GOAL: Find and copy every line in the records that includes the string "apples".

RECORDED DATA:
-*-
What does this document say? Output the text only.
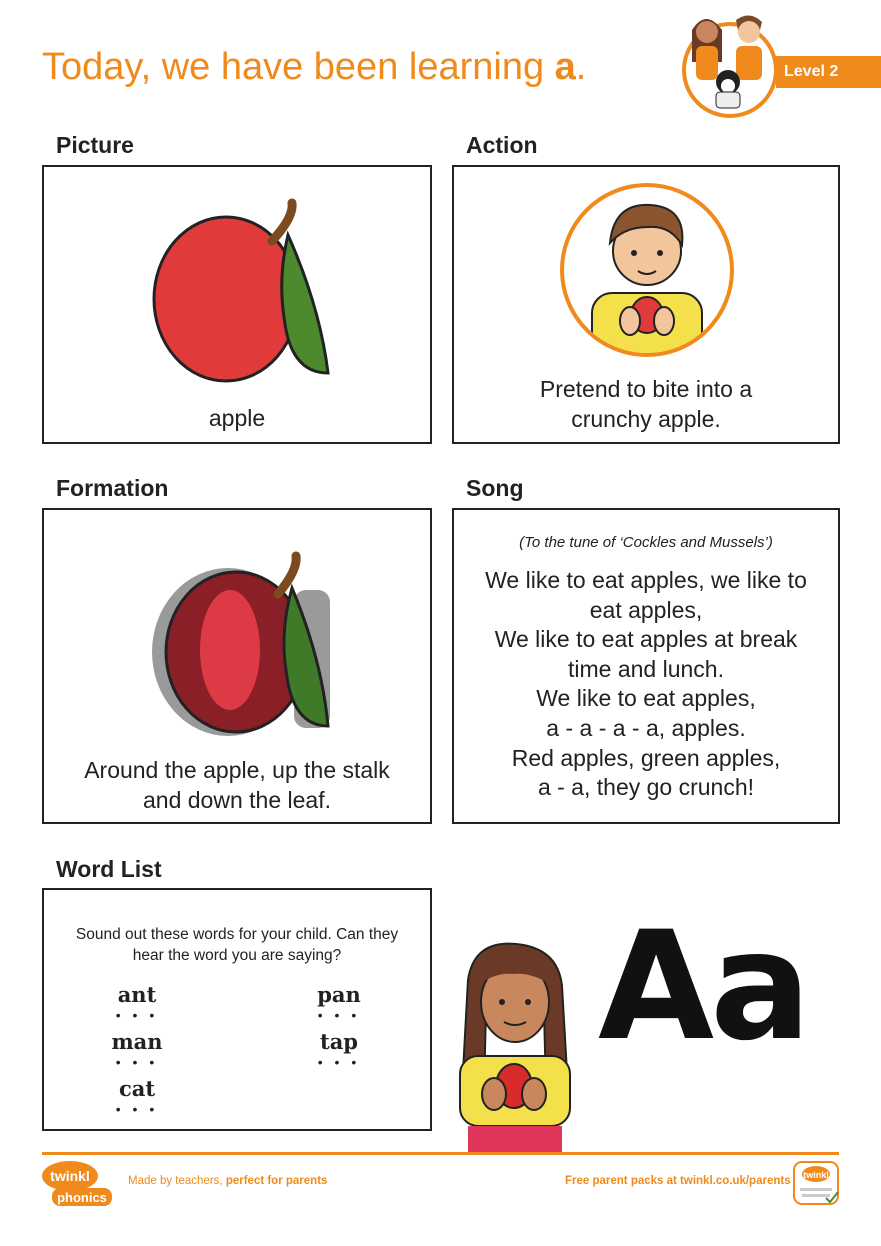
Today, we have been learning a.	Level 2
Picture
apple
Action
Pretend to bite into a
crunchy apple.
Formation
Around the apple, up the stalk
and down the leaf.
Song
(To the tune of ‘Cockles and Mussels’)
We like to eat apples, we like to
eat apples,
We like to eat apples at break
time and lunch.
We like to eat apples,
a - a - a - a, apples.
Red apples, green apples,
a - a, they go crunch!
Word List
Sound out these words for your child. Can they
hear the word you are saying?
ant
• • •
pan
• • •
man
• • •
tap
• • •
cat
• • •
Aa
twinkl
phonics
Made by teachers, perfect for parents	Free parent packs at twinkl.co.uk/parents twinkl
-*-
REPLY TO THE EXERCISE:
We like to eat apples, we like to
eat apples,
We like to eat apples at break
We like to eat apples,
a - a - a - a, apples.
Red apples, green apples,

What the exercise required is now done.